Stored dataset items:
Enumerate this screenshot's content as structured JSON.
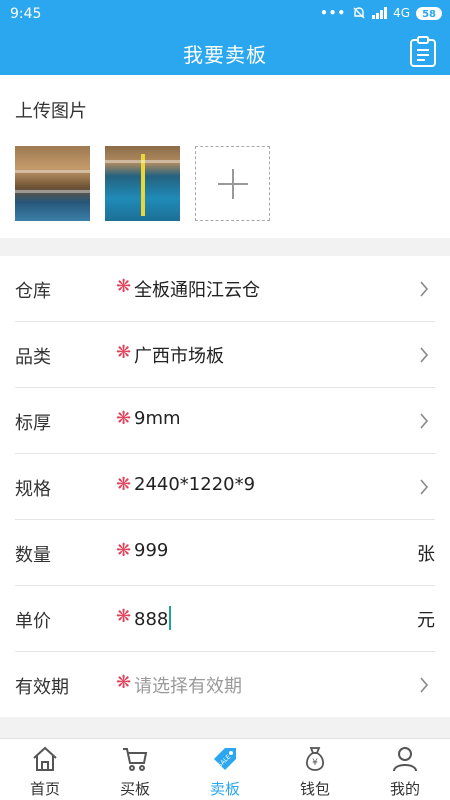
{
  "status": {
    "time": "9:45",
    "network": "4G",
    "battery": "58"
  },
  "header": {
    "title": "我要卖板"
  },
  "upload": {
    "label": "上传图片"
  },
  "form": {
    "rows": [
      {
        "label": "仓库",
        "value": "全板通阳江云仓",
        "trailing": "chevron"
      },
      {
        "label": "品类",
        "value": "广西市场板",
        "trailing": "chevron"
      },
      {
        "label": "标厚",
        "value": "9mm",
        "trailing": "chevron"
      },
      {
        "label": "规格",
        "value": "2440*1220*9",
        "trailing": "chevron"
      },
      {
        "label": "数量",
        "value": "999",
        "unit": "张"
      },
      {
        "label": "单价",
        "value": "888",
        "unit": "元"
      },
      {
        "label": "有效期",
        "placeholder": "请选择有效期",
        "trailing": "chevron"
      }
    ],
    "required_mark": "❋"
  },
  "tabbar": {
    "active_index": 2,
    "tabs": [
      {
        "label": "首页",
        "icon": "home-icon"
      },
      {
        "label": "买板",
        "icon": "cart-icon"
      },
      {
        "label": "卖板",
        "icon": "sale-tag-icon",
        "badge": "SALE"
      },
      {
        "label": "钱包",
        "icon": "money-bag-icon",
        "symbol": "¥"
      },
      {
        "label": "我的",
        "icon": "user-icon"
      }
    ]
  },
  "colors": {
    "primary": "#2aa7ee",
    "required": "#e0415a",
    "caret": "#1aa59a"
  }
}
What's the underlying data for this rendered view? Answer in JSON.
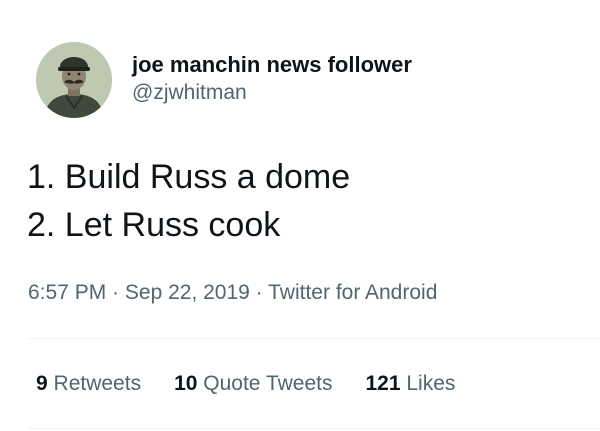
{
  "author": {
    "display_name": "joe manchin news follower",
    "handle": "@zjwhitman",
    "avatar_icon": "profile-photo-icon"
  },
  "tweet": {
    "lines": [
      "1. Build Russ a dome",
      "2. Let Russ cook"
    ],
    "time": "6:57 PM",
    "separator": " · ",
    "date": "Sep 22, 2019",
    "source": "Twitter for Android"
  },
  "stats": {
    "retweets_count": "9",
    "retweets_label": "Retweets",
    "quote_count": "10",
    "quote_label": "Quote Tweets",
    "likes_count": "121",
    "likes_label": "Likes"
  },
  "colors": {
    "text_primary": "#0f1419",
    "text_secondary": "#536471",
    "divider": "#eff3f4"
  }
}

=== Exercise task ===
Copy out every line in the entries above that holds "JSON".

=== Answer to the task ===
Enumerate this screenshot's content as structured JSON.
What's the underlying data for this rendered view? Answer in JSON.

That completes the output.